MateXTの最大の目玉は、画期的な三つ折り画面の設計にほかならない。完全に閉じた状態で1画面を利用する場合は6.4インチ、完全に開かずに2つの画面を利用した際の7.9インチ、そして完全に3画面を開いた状態では10.2インチの大画面になる。さらに、世界最薄の折り畳みスマホの偉業を達成し、3画面を開いた状態での厚みはわずか3.6ミリで、持ち運びやすい。
市場調査会社の集邦咨詢(トレンドフォース)によると、2023年の折り畳み式画面のスマホの世界販売台数は約1590万台で、スマートフォン全体の販売台数のわずか1.4%に過ぎない。2024年には1.5%になると予想されている。米調査会社IDC(International Data Corporation)のデータによると、2024年4~6月期の、中国の折り畳み式スマホの出荷台数は257万台に達し、ファーウェイ1社で全体の41.7%を占め、出荷台数は107万台に達した。
しかし、折り畳みスマホの成長が急速に伸びたとしても、総じてみれば少数の特殊な需要を満たすニッチ市場のレッテルを払拭して、多くの人が手に取るマス(大衆)市場に入っていくにはまだまだ難しい。
ある折り畳みスマホのサプライヤー筋によると、高コストが高価格につながっていることが、折り畳みスマホがニッチ市場に限定されている主な要因で、三つ折りになれば、さらにその傾向は顕著になるだろうと指摘した。 以前に、海外ブロガーのjasonwill氏は、ファーウェイの三つ折りスマホのプロトタイプが3万5000元(約70万円)を超えたことをSNS上で暴露した。

_データ欄:_
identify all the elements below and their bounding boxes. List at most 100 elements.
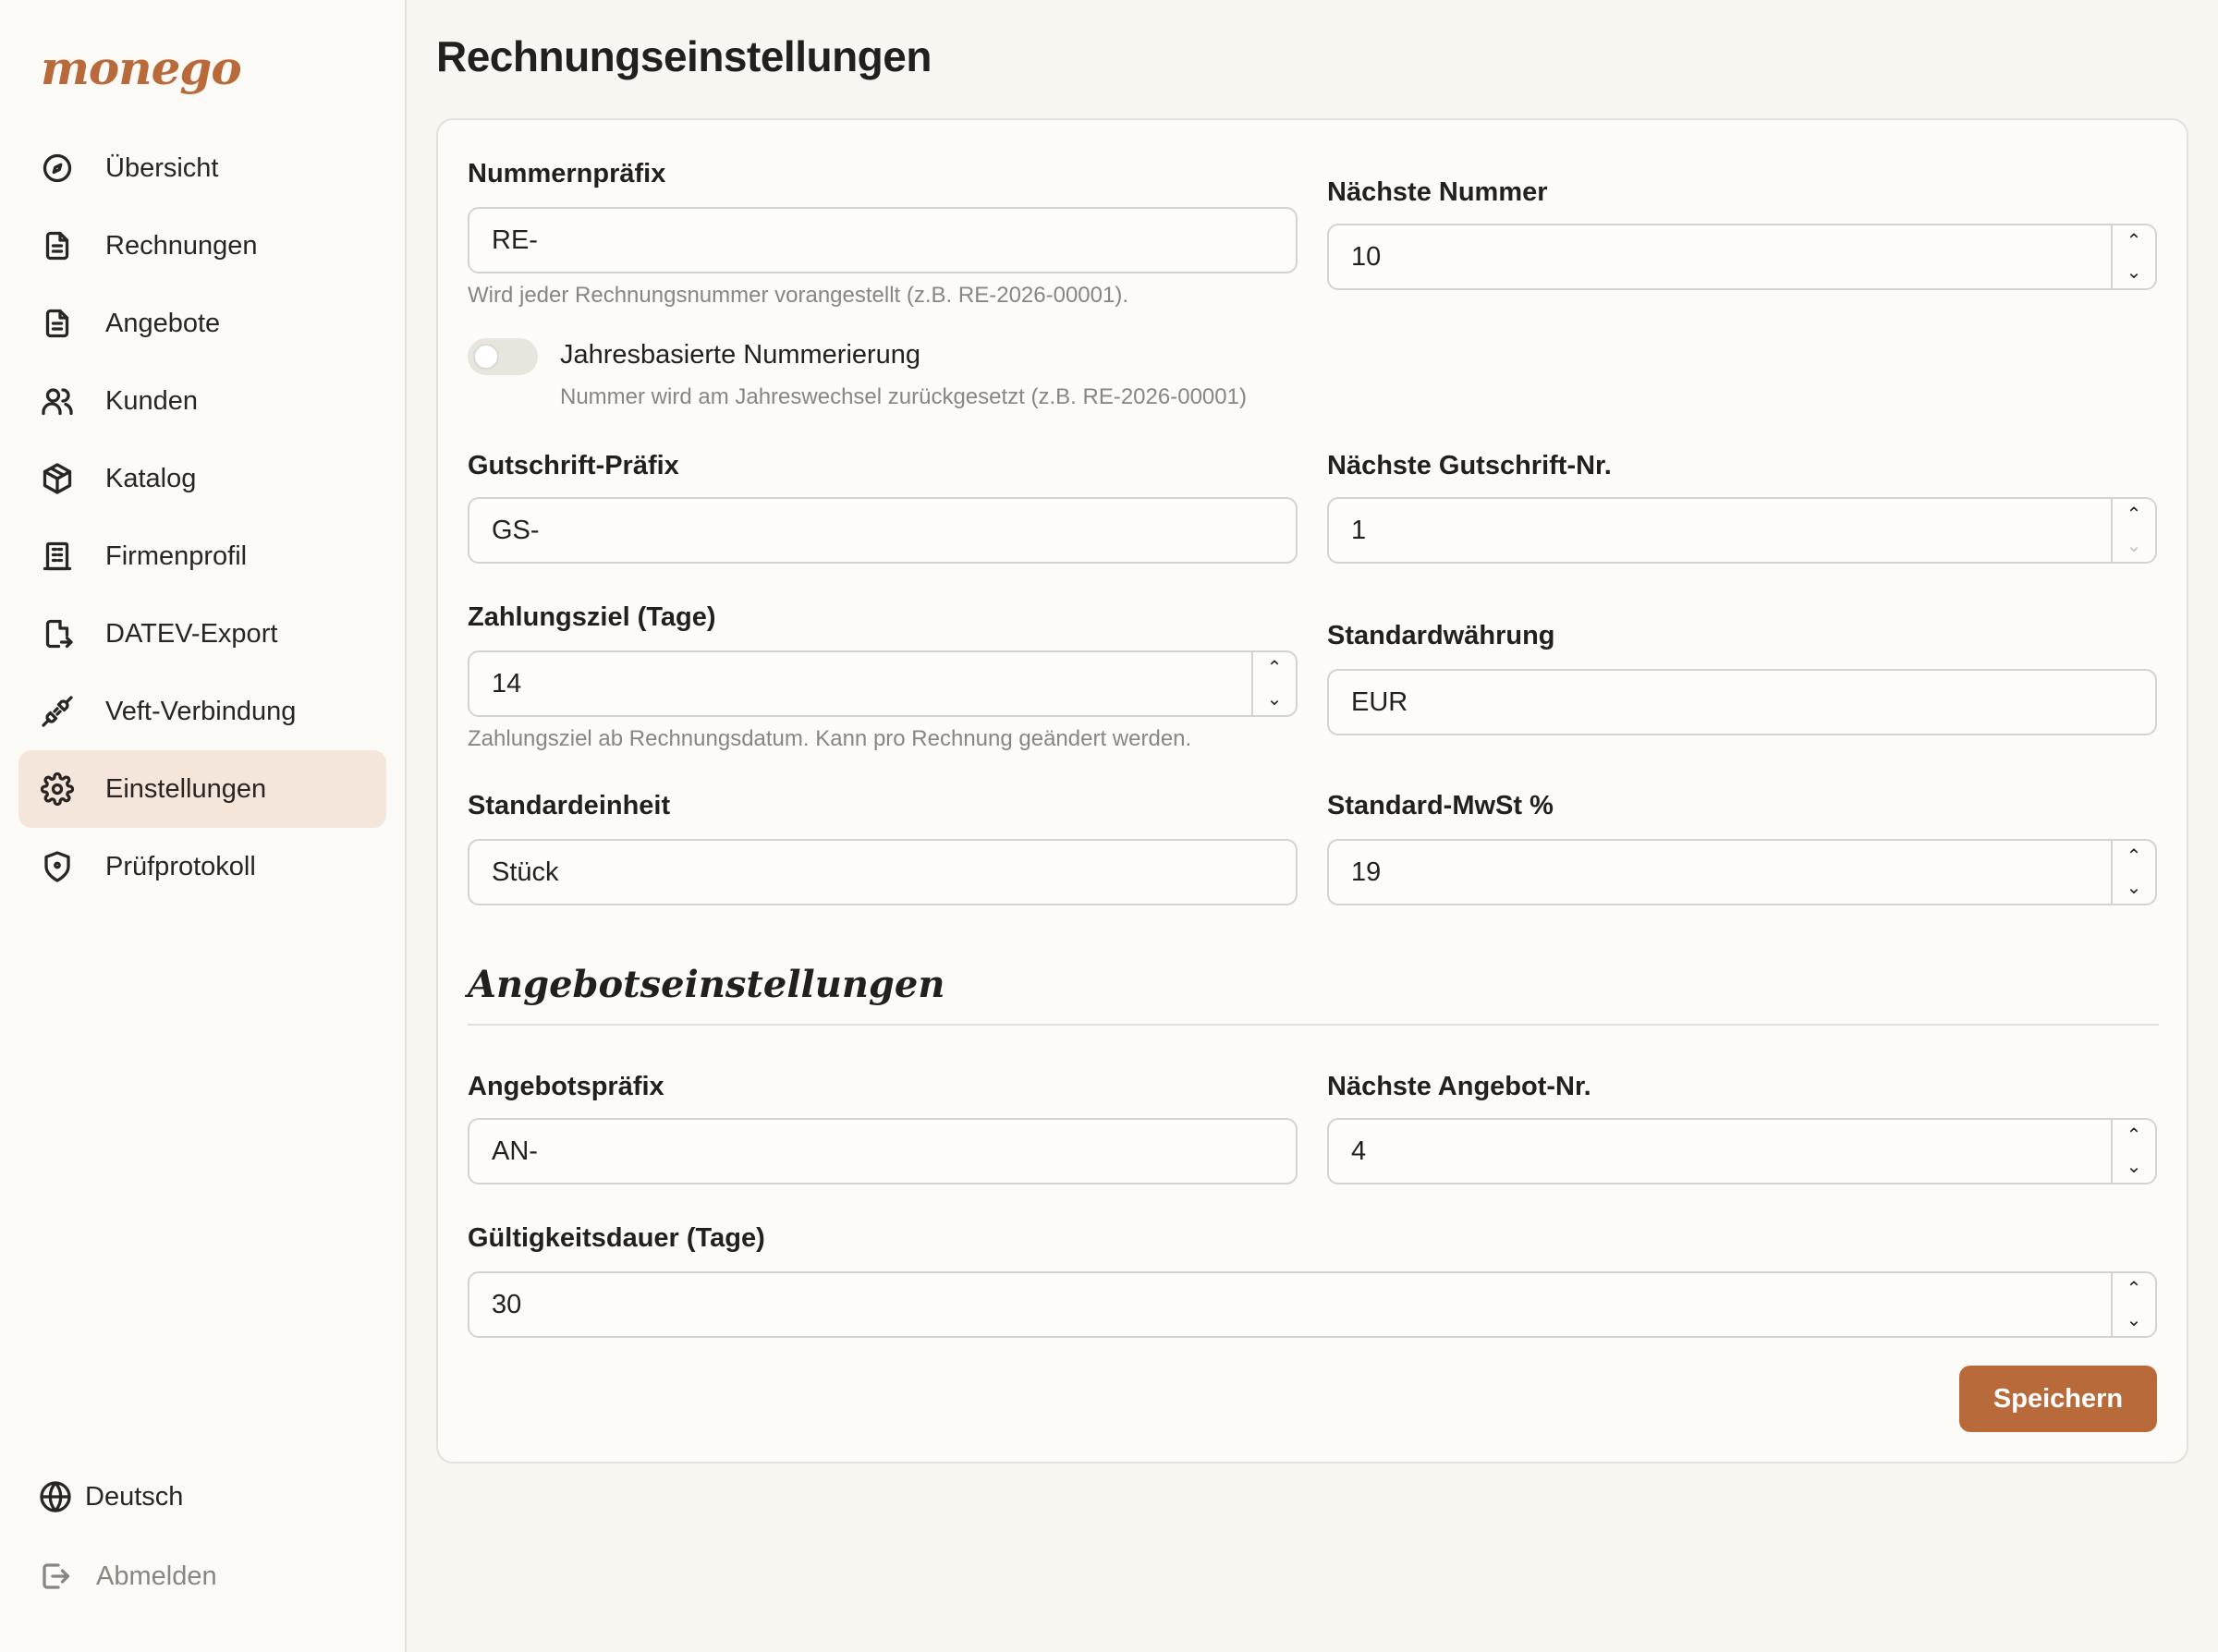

_作業指示:_
1. 折り畳みスマホに関する文章の「MateXTの最大の目玉は、」から「たことをSNS上で暴露した。」までを、「ニッチ市場」を「隙間市場」に置き換えて書き直してください。
2. 折り畳みスマホに関する文章を、最後の文の後から続けて書いてください。
資料は、折り畳みスマホに関する文章とは別個のものです。

_最終結果:_
1.
MateXTの最大の目玉は、画期的な三つ折り画面の設計にほかならない。完全に閉じた状態で1画面を利用する場合は6.4インチ、完全に開かずに2つの画面を利用した際の7.9インチ、そして完全に3画面を開いた状態では10.2インチの大画面になる。さらに、世界最薄の折り畳みスマホの偉業を達成し、3画面を開いた状態での厚みはわずか3.6ミリで、持ち運びやすい。
市場調査会社の集邦咨詢(トレンドフォース)によると、2023年の折り畳み式画面のスマホの世界販売台数は約1590万台で、スマートフォン全体の販売台数のわずか1.4%に過ぎない。2024年には1.5%になると予想されている。米調査会社IDC(International Data Corporation)のデータによると、2024年4~6月期の、中国の折り畳み式スマホの出荷台数は257万台に達し、ファーウェイ1社で全体の41.7%を占め、出荷台数は107万台に達した。
しかし、折り畳みスマホの成長が急速に伸びたとしても、総じてみれば少数の特殊な需要を満たす隙間市場のレッテルを払拭して、多くの人が手に取るマス(大衆)市場に入っていくにはまだまだ難しい。
ある折り畳みスマホのサプライヤー筋によると、高コストが高価格につながっていることが、折り畳みスマホが隙間市場に限定されている主な要因で、三つ折りになれば、さらにその傾向は顕著になるだろうと指摘した。 以前に、海外ブロガーのjasonwill氏は、ファーウェイの三つ折りスマホのプロトタイプが3万5000元(約70万円)を超えたことをSNS上で暴露した。

2.
また、業界のサプライヤー情報筋はガラケーのような縦折りの「フリップ型」、本のような横折りの「フォールド型」といった二つ折りに比べて、三つ折りは折り畳み式OLED画面と2か所のヒンジ(開閉)構造の両方を使用する必要があり「コストと歩留まりが難しい問題だ」と述べた。山西証券(Shanxi Securities)の調査報告によると、現在のヒンジの歩留まりは業界の中央値で50%から60%程度だという。
ファーウェイの消費者向け事業を統括する余承東(リチャード・ユー)・上級取締役は新商品発表会で、コストについて言及した。三つ折りスマホのコストは確かに非常に高いが、工程を継続反復することで、歩留まりが向上し、コストの削減につながる。 また、コストがかかることから三つ折りスマホは高価格になり、高価格ゆえに購入するユーザーを制限してしまうという。
アップルとのハイエンド市場の争奪戦
MateXTは、販売量でヒットさせる役目を負うというよりも、ファーウェイが再びハイエンド市場に攻め込むためののろしだと言える。
ファーウェイの新商品発表会と同じ日に、米アップルは新しいスマホのiphone 16シリーズを最高価格1万3999元(約28万円)でリリースした。 アップルの記者会見によると、iPhone 16シリーズでは、チップ、人工知能(AI)、カメラ性能をさらに強化した。iPhone 16の全シリーズのチップは、生成AI「アップルインテリジェンス」(Apple Intelligence)をサポートしている。
iphone 16シリーズの外観は依然として伝統的なもので、革新性が不足し、AIに対するユーザーの印象は強くないため、市場では新味が乏しいという評価につながった。以前、iPhoneを販売していた転売業者は、36Kr傘下のメディア「Tech星球」に「昨年のiPhone 15シリーズではあまり利益が出なかった」と明かし、1台も仕入れるつもりはないと語った。
アップルは常に、ハイエンドスマホ市場の紛れもないリーダーだった。しかし、「Mate 60」シリーズのリリースと自主開発のスマホ向けSoC「Kirin」の復活により、ファーウェイが中国のハイエンドスマホ市場に猛攻勢をかけている。
市場調査会社「Canalys」のデータによると、中国本土の600ドル(約8万7000円)以上のスマホ市場では、アップルは2024年1~3月期に販売額が前年同期比で25%減少し、市場シェアは54%となった。これに対し、ファーウェイは67%伸びシェアは26%となった。ファーウェイが2024年4~6月期にアップルを猛追しており、差は縮小した。アップルの販売額は前年同期比7%減少し、市場シェアはさらに52%に低下したが、ファーウェイは前年同期比82%増加し、市場シェアは30%に上昇した。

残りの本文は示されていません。